**Records shown:**
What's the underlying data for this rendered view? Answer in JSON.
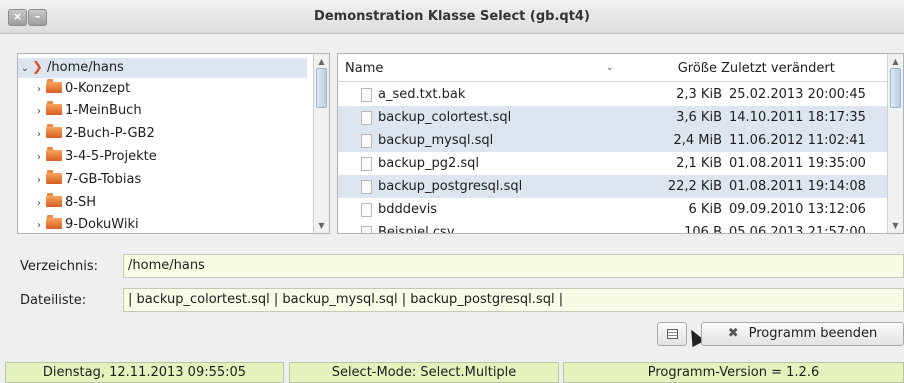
{
  "window": {
    "title": "Demonstration Klasse Select (gb.qt4)",
    "close_glyph": "×",
    "minimize_glyph": "–"
  },
  "tree": {
    "root": "/home/hans",
    "items": [
      "0-Konzept",
      "1-MeinBuch",
      "2-Buch-P-GB2",
      "3-4-5-Projekte",
      "7-GB-Tobias",
      "8-SH",
      "9-DokuWiki"
    ]
  },
  "files": {
    "columns": {
      "name": "Name",
      "size": "Größe",
      "date": "Zuletzt verändert"
    },
    "rows": [
      {
        "name": "a_sed.txt.bak",
        "size": "2,3 KiB",
        "date": "25.02.2013 20:00:45",
        "selected": false
      },
      {
        "name": "backup_colortest.sql",
        "size": "3,6 KiB",
        "date": "14.10.2011 18:17:35",
        "selected": true
      },
      {
        "name": "backup_mysql.sql",
        "size": "2,4 MiB",
        "date": "11.06.2012 11:02:41",
        "selected": true
      },
      {
        "name": "backup_pg2.sql",
        "size": "2,1 KiB",
        "date": "01.08.2011 19:35:00",
        "selected": false
      },
      {
        "name": "backup_postgresql.sql",
        "size": "22,2 KiB",
        "date": "01.08.2011 19:14:08",
        "selected": true
      },
      {
        "name": "bdddevis",
        "size": "6 KiB",
        "date": "09.09.2010 13:12:06",
        "selected": false
      },
      {
        "name": "Beispiel.csv",
        "size": "106 B",
        "date": "05.06.2013 21:57:00",
        "selected": false
      }
    ]
  },
  "form": {
    "directory_label": "Verzeichnis:",
    "directory_value": "/home/hans",
    "filelist_label": "Dateiliste:",
    "filelist_value": "| backup_colortest.sql | backup_mysql.sql | backup_postgresql.sql |"
  },
  "buttons": {
    "quit_label": "Programm beenden",
    "quit_glyph": "✖"
  },
  "statusbar": {
    "datetime": "Dienstag, 12.11.2013 09:55:05",
    "mode": "Select-Mode:  Select.Multiple",
    "version": "Programm-Version = 1.2.6"
  },
  "icons": {
    "window_close": "close-icon",
    "window_minimize": "minimize-icon",
    "tree_expand": "chevron-right-icon",
    "tree_collapse": "chevron-down-icon",
    "folder": "folder-icon",
    "file": "file-icon",
    "grid_button": "list-view-icon",
    "quit": "close-icon"
  },
  "colors": {
    "selection": "#dde6f0",
    "field_bg": "#fafbe5",
    "status_bg": "#e4f3bd"
  }
}
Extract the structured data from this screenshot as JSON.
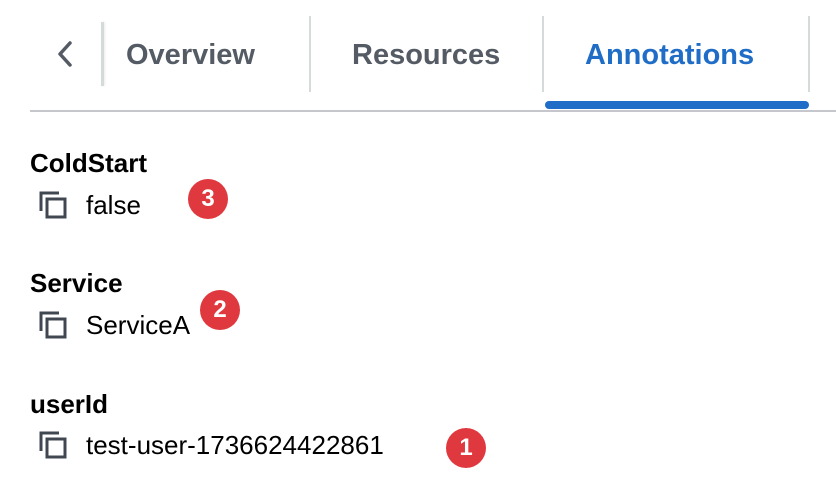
{
  "tabs": {
    "items": [
      {
        "label": "Overview",
        "active": false
      },
      {
        "label": "Resources",
        "active": false
      },
      {
        "label": "Annotations",
        "active": true
      }
    ],
    "back_icon": "chevron-left-icon"
  },
  "annotations": [
    {
      "key": "ColdStart",
      "value": "false",
      "badge": "3"
    },
    {
      "key": "Service",
      "value": "ServiceA",
      "badge": "2"
    },
    {
      "key": "userId",
      "value": "test-user-1736624422861",
      "badge": "1"
    }
  ],
  "icons": {
    "copy": "copy-icon"
  },
  "colors": {
    "accent": "#1f6dc6",
    "inactive_tab": "#545b64",
    "badge": "#e0383f",
    "divider": "#c6c6cd"
  }
}
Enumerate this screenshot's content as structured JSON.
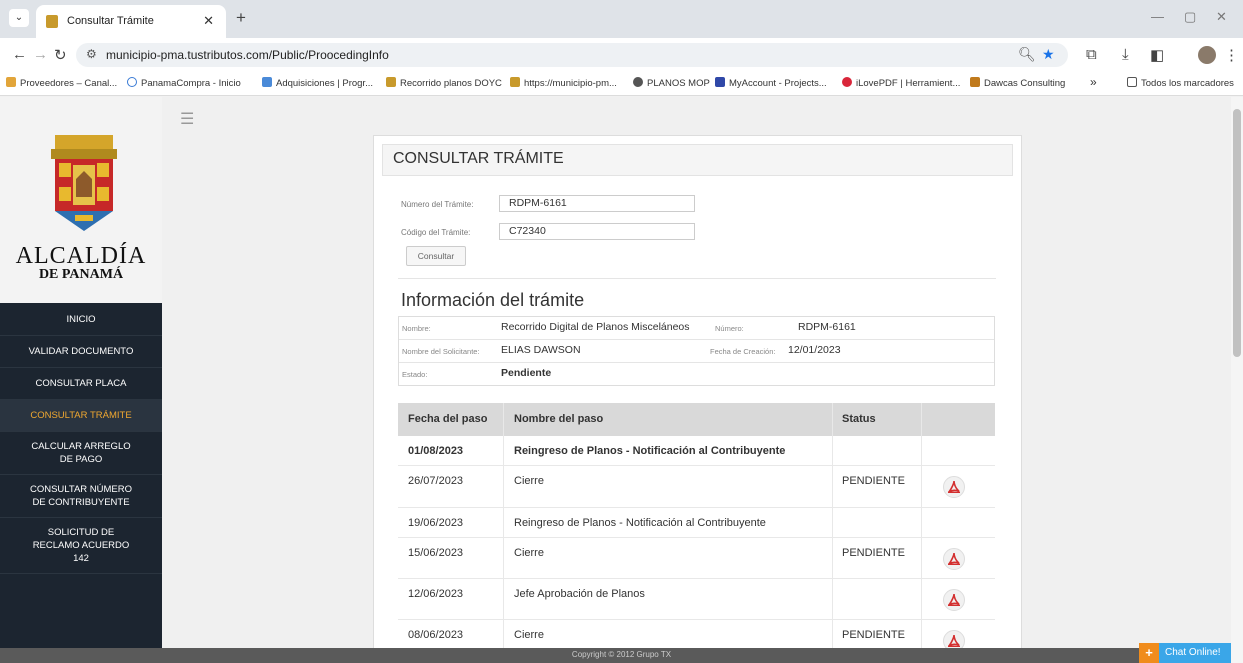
{
  "browser": {
    "tab_title": "Consultar Trámite",
    "url": "municipio-pma.tustributos.com/Public/ProocedingInfo",
    "bookmarks": [
      "Proveedores – Canal...",
      "PanamaCompra - Inicio",
      "Adquisiciones | Progr...",
      "Recorrido planos DOYC",
      "https://municipio-pm...",
      "PLANOS MOP",
      "MyAccount - Projects...",
      "iLovePDF | Herramient...",
      "Dawcas Consulting"
    ],
    "more_bookmarks": "»",
    "all_bookmarks": "Todos los marcadores"
  },
  "logo": {
    "line1": "ALCALDÍA",
    "line2": "DE PANAMÁ"
  },
  "sidebar": {
    "items": [
      "INICIO",
      "VALIDAR DOCUMENTO",
      "CONSULTAR PLACA",
      "CONSULTAR TRÁMITE",
      "CALCULAR ARREGLO DE PAGO",
      "CONSULTAR NÚMERO DE CONTRIBUYENTE",
      "SOLICITUD DE RECLAMO ACUERDO 142"
    ],
    "active_index": 3
  },
  "panel": {
    "title": "CONSULTAR TRÁMITE"
  },
  "form": {
    "numero_label": "Número del Trámite:",
    "numero_value": "RDPM-6161",
    "codigo_label": "Código del Trámite:",
    "codigo_value": "C72340",
    "button": "Consultar"
  },
  "info": {
    "title": "Información del trámite",
    "nombre_label": "Nombre:",
    "nombre_value": "Recorrido Digital de Planos Misceláneos",
    "numero_label": "Número:",
    "numero_value": "RDPM-6161",
    "solicitante_label": "Nombre del Solicitante:",
    "solicitante_value": "ELIAS DAWSON",
    "fecha_label": "Fecha de Creación:",
    "fecha_value": "12/01/2023",
    "estado_label": "Estado:",
    "estado_value": "Pendiente"
  },
  "steps": {
    "headers": [
      "Fecha del paso",
      "Nombre del paso",
      "Status"
    ],
    "rows": [
      {
        "date": "01/08/2023",
        "name": "Reingreso de Planos - Notificación al Contribuyente",
        "status": "",
        "pdf": false,
        "bold": true
      },
      {
        "date": "26/07/2023",
        "name": "Cierre",
        "status": "PENDIENTE",
        "pdf": true,
        "bold": false
      },
      {
        "date": "19/06/2023",
        "name": "Reingreso de Planos - Notificación al Contribuyente",
        "status": "",
        "pdf": false,
        "bold": false
      },
      {
        "date": "15/06/2023",
        "name": "Cierre",
        "status": "PENDIENTE",
        "pdf": true,
        "bold": false
      },
      {
        "date": "12/06/2023",
        "name": "Jefe Aprobación de Planos",
        "status": "",
        "pdf": true,
        "bold": false
      },
      {
        "date": "08/06/2023",
        "name": "Cierre",
        "status": "PENDIENTE",
        "pdf": true,
        "bold": false
      }
    ]
  },
  "footer": {
    "copyright": "Copyright © 2012 Grupo TX"
  },
  "chat": {
    "label": "Chat Online!"
  },
  "colors": {
    "sidebar_bg": "#1c2530",
    "active_item": "#f0a830",
    "chat": "#3aa6e8",
    "pdf_red": "#d32f2f"
  }
}
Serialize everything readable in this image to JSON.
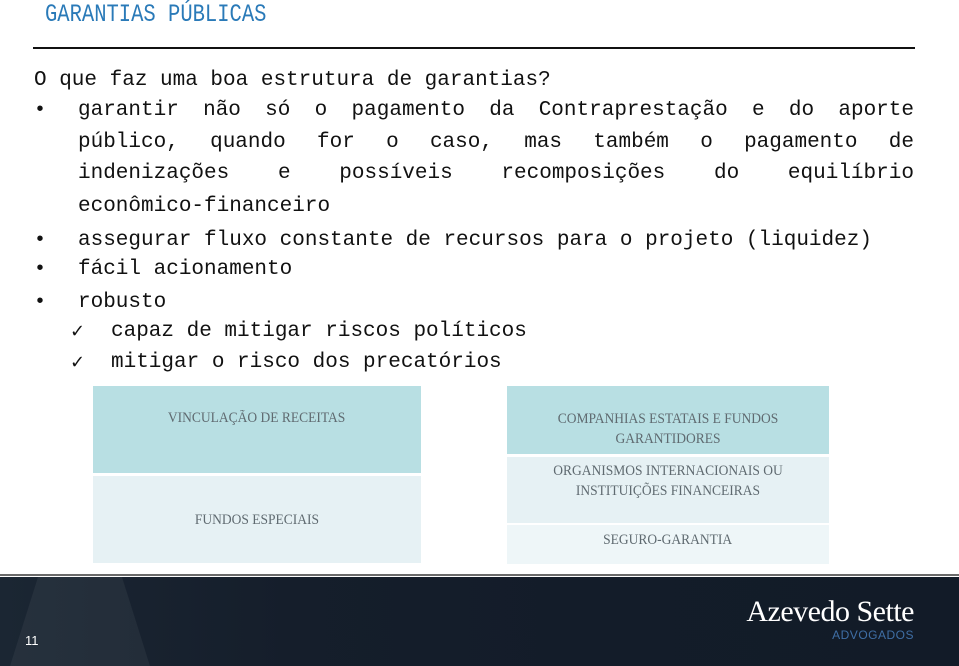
{
  "header": {
    "title": "GARANTIAS PÚBLICAS"
  },
  "content": {
    "question": "O que faz uma boa estrutura de garantias?",
    "bullet_symbol": "•",
    "check_symbol": "✓",
    "bullets": [
      {
        "lines": [
          [
            "garantir",
            "não",
            "só",
            "o",
            "pagamento",
            "da",
            "Contraprestação",
            "e",
            "do",
            "aporte"
          ],
          [
            "público,",
            "quando",
            "for",
            "o",
            "caso,",
            "mas",
            "também",
            "o",
            "pagamento",
            "de"
          ],
          [
            "indenizações",
            "e",
            "possíveis",
            "recomposições",
            "do",
            "equilíbrio"
          ],
          [
            "econômico-financeiro"
          ]
        ]
      },
      {
        "text": "assegurar fluxo constante de recursos para o projeto (liquidez)"
      },
      {
        "text": "fácil acionamento"
      },
      {
        "text": "robusto"
      }
    ],
    "sub_items": [
      "capaz de mitigar riscos políticos",
      "mitigar o risco dos precatórios"
    ]
  },
  "boxes": {
    "left": [
      "VINCULAÇÃO DE RECEITAS",
      "FUNDOS ESPECIAIS"
    ],
    "right": [
      "COMPANHIAS ESTATAIS E FUNDOS GARANTIDORES",
      "ORGANISMOS INTERNACIONAIS OU INSTITUIÇÕES FINANCEIRAS",
      "SEGURO-GARANTIA"
    ]
  },
  "footer": {
    "page_number": "11",
    "logo_name": "Azevedo Sette",
    "logo_sub": "ADVOGADOS"
  }
}
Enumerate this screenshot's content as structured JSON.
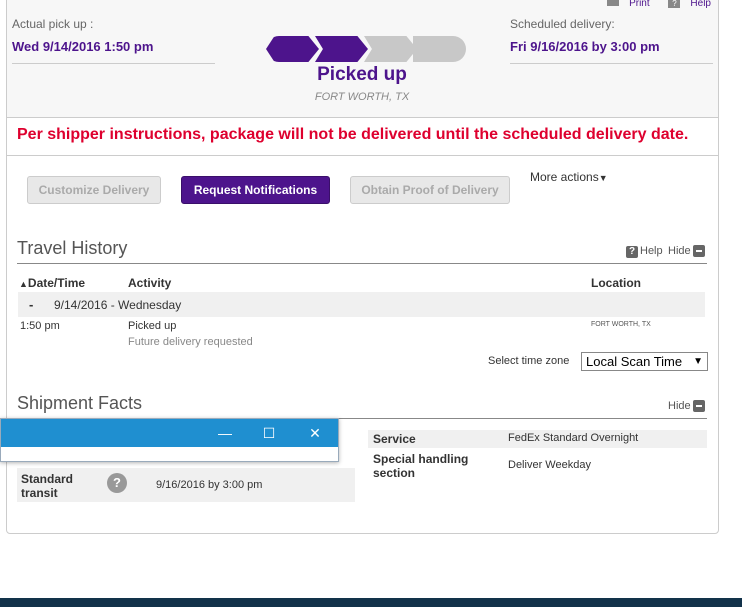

**To do:** Pick every line with "hans" in it and copy it.

**Solution to this problem:**
    "root": "/home/hans",
    "directory_value": "/home/hans",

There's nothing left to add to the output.